WHAT TO PRODUCE:
Below are some records; reproduce every one of them exactly.

THE INPUT:
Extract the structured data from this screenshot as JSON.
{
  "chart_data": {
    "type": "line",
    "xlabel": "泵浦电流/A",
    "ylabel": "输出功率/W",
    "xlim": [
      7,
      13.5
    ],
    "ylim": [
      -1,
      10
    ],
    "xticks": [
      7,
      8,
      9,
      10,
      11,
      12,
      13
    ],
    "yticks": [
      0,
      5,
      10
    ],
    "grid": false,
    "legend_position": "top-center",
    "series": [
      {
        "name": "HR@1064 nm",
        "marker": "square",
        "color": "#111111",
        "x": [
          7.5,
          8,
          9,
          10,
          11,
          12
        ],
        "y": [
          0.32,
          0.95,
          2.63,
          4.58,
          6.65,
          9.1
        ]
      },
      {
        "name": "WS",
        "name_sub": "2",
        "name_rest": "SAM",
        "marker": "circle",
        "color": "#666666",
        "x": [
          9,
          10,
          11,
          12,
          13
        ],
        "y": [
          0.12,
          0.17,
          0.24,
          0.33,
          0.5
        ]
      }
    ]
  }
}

THE SOLUTION:
Extract the structured data from this screenshot as JSON.
{
  "chart_data": {
    "type": "line",
    "xlabel": "泵浦电流/A",
    "ylabel": "输出功率/W",
    "xlim": [
      7,
      13.5
    ],
    "ylim": [
      -1,
      10
    ],
    "xticks": [
      7,
      8,
      9,
      10,
      11,
      12,
      13
    ],
    "yticks": [
      0,
      5,
      10
    ],
    "grid": false,
    "legend_position": "top-center",
    "series": [
      {
        "name": "HR@1064 nm",
        "marker": "square",
        "color": "#111111",
        "x": [
          7.5,
          8,
          9,
          10,
          11,
          12
        ],
        "y": [
          0.32,
          0.95,
          2.63,
          4.58,
          6.65,
          9.1
        ]
      },
      {
        "name": "WS",
        "name_sub": "2",
        "name_rest": "SAM",
        "marker": "circle",
        "color": "#666666",
        "x": [
          9,
          10,
          11,
          12,
          13
        ],
        "y": [
          0.12,
          0.17,
          0.24,
          0.33,
          0.5
        ]
      }
    ]
  }
}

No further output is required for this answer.